Extracted data entries:

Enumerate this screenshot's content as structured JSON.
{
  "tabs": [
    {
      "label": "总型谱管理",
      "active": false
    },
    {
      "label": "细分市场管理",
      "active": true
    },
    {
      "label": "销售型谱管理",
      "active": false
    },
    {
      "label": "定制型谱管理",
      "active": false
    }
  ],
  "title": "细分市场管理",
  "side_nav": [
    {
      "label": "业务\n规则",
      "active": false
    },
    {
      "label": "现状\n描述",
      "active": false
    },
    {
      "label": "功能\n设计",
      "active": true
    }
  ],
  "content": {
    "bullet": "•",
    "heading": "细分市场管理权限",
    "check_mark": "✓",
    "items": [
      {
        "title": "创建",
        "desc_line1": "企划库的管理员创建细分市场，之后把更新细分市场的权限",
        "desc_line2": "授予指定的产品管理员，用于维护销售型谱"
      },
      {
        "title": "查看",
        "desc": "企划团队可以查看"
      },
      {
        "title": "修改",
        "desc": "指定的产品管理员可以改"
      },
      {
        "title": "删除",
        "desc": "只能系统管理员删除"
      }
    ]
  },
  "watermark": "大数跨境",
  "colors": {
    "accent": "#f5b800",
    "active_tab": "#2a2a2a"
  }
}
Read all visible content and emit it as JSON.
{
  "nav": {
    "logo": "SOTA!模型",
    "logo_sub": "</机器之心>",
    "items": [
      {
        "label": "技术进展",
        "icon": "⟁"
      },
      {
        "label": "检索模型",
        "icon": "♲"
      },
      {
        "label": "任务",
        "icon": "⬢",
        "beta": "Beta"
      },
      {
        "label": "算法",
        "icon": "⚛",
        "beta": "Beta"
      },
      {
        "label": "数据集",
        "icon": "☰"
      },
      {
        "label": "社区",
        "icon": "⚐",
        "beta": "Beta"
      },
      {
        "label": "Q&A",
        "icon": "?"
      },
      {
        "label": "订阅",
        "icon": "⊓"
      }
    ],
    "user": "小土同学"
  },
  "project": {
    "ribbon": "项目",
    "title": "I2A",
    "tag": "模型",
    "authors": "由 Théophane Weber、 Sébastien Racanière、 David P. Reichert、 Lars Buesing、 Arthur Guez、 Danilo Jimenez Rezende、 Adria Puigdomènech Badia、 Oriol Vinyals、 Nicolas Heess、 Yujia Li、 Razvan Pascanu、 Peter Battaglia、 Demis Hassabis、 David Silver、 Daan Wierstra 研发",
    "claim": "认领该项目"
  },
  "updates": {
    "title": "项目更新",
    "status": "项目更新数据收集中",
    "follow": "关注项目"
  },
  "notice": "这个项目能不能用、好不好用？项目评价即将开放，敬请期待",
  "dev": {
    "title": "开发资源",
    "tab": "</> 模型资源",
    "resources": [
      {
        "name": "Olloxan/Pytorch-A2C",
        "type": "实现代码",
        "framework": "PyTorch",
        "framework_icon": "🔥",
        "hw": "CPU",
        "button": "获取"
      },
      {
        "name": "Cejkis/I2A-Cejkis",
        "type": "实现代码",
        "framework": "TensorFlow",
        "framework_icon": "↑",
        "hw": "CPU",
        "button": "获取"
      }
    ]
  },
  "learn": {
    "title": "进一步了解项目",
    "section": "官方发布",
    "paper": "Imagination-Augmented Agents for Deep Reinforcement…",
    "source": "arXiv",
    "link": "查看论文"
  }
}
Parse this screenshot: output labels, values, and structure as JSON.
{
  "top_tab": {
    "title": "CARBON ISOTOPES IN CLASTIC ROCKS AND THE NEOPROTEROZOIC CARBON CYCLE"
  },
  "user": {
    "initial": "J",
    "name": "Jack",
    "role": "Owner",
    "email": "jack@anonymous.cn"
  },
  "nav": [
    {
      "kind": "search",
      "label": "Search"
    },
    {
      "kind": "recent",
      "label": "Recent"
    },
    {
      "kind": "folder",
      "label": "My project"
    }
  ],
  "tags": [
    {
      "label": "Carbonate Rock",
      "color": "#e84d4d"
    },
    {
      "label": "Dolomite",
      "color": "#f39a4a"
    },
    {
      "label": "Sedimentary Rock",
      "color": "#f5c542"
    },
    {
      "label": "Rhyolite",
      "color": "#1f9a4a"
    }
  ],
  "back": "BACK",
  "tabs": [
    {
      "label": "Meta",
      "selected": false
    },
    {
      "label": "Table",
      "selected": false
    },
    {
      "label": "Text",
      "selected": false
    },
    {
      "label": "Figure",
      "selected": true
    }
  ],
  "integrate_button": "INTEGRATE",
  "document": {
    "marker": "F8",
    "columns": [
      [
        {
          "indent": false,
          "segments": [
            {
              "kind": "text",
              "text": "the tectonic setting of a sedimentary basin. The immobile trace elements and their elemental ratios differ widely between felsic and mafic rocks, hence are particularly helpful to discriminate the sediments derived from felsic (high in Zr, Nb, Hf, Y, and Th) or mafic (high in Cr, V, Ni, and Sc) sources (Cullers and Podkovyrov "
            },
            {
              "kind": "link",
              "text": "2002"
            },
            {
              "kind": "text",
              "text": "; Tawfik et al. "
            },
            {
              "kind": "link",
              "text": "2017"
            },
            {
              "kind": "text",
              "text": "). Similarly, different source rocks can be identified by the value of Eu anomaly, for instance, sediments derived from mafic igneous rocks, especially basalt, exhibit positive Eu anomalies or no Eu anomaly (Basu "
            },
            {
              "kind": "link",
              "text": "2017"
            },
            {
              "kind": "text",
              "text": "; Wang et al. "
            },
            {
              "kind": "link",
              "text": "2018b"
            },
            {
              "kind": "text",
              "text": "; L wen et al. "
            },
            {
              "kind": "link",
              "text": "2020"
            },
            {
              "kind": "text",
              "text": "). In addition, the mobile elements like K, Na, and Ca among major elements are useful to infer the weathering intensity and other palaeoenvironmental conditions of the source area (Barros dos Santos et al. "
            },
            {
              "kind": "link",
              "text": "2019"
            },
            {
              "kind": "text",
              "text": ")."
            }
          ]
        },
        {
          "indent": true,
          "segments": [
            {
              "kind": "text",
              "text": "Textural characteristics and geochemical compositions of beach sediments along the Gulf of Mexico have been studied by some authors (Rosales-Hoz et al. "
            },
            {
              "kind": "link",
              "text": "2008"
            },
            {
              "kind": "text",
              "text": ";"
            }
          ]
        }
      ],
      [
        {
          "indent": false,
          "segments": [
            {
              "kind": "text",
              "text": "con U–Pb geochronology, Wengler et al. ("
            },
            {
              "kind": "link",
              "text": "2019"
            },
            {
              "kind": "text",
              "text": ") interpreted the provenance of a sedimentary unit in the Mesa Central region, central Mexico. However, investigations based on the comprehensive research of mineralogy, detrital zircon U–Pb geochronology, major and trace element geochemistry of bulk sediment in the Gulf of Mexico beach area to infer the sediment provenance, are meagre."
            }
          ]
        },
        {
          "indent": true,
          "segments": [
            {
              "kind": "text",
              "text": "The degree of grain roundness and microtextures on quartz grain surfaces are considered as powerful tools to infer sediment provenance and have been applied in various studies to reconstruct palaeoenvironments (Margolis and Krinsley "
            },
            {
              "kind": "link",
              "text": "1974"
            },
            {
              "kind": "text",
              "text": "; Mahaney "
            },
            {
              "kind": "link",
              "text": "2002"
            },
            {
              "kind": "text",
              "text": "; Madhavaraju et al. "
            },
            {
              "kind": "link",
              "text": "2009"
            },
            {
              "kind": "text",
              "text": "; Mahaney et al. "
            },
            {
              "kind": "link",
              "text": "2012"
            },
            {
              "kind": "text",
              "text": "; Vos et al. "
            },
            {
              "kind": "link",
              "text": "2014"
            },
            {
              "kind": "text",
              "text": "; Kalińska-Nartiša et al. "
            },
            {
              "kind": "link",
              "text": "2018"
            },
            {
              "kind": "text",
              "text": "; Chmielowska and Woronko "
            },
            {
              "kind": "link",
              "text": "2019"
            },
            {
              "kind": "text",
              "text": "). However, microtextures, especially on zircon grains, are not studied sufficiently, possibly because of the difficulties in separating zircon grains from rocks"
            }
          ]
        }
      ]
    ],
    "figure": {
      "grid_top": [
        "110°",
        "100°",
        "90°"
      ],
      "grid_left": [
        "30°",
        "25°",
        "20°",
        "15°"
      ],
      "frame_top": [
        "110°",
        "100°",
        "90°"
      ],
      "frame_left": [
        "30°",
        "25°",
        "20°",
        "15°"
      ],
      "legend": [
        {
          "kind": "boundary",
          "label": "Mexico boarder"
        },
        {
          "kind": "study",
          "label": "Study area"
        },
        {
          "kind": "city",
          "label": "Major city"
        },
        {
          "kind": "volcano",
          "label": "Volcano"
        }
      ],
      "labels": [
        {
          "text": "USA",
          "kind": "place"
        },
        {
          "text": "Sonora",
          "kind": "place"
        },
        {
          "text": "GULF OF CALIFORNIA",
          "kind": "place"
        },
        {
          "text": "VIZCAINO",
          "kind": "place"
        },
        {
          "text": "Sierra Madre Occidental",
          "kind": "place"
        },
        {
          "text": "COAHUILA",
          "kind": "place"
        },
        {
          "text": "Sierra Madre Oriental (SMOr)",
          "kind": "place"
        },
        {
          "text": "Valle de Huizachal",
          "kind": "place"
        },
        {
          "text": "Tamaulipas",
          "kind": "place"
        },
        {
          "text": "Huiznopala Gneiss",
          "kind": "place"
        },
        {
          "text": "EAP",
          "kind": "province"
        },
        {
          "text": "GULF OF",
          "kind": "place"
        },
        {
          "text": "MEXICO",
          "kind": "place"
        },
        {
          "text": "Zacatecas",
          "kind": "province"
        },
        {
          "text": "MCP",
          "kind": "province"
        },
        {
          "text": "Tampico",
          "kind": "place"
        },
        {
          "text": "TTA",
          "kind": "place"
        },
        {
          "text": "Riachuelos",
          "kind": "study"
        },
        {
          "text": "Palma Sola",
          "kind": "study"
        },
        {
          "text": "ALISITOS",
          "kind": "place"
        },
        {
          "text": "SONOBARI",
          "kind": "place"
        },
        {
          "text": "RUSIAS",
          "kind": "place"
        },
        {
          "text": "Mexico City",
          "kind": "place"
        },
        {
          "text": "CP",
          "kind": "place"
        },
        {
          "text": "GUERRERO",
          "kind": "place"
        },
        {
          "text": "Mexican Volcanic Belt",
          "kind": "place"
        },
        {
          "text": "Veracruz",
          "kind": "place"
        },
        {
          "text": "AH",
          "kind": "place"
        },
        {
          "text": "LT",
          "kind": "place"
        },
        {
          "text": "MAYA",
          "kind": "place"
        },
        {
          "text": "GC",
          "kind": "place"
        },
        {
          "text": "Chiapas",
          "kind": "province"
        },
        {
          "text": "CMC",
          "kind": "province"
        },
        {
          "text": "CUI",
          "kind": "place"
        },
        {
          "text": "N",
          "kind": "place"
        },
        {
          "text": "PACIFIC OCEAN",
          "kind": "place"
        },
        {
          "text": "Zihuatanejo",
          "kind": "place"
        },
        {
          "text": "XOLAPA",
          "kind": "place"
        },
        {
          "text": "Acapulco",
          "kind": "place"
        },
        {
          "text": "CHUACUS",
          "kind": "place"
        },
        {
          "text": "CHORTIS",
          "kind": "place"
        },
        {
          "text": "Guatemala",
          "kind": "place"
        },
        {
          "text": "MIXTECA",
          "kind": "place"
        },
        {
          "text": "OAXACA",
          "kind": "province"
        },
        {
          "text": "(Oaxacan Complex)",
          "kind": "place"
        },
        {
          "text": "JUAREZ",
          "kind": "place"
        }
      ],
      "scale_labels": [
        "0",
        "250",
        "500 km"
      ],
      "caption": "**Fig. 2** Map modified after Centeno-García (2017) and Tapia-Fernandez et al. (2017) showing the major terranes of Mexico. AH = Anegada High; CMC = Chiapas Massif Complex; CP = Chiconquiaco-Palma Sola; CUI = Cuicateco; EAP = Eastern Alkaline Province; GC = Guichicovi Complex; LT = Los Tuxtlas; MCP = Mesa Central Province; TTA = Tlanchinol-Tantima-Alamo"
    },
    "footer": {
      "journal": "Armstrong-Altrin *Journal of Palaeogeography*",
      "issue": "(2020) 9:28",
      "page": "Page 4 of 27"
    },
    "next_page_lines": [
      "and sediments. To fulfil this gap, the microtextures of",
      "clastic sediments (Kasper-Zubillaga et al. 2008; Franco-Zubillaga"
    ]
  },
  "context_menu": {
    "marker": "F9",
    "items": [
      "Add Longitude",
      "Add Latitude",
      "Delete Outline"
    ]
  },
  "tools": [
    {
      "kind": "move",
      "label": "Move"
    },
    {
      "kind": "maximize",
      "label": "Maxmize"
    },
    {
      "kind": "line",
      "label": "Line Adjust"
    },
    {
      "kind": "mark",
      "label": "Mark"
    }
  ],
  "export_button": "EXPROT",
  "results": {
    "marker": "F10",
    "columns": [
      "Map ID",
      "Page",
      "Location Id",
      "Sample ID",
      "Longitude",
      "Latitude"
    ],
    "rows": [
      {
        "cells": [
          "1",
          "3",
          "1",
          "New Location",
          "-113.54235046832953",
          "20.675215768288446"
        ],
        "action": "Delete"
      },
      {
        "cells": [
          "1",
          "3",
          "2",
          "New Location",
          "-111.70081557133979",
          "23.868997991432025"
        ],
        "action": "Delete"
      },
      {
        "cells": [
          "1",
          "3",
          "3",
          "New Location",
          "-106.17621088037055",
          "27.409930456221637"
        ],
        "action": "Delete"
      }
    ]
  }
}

### [Exercise prompt]
Please list every line of the records that contains "microtextures".

### [Response]
              "text": "The degree of grain roundness and microtextures on quartz grain surfaces are considered as powerful tools to infer sediment provenance and have been applied in various studies to reconstruct palaeoenvironments (Margolis and Krinsley "
              "text": "). However, microtextures, especially on zircon grains, are not studied sufficiently, possibly because of the difficulties in separating zircon grains from rocks"
      "and sediments. To fulfil this gap, the microtextures of",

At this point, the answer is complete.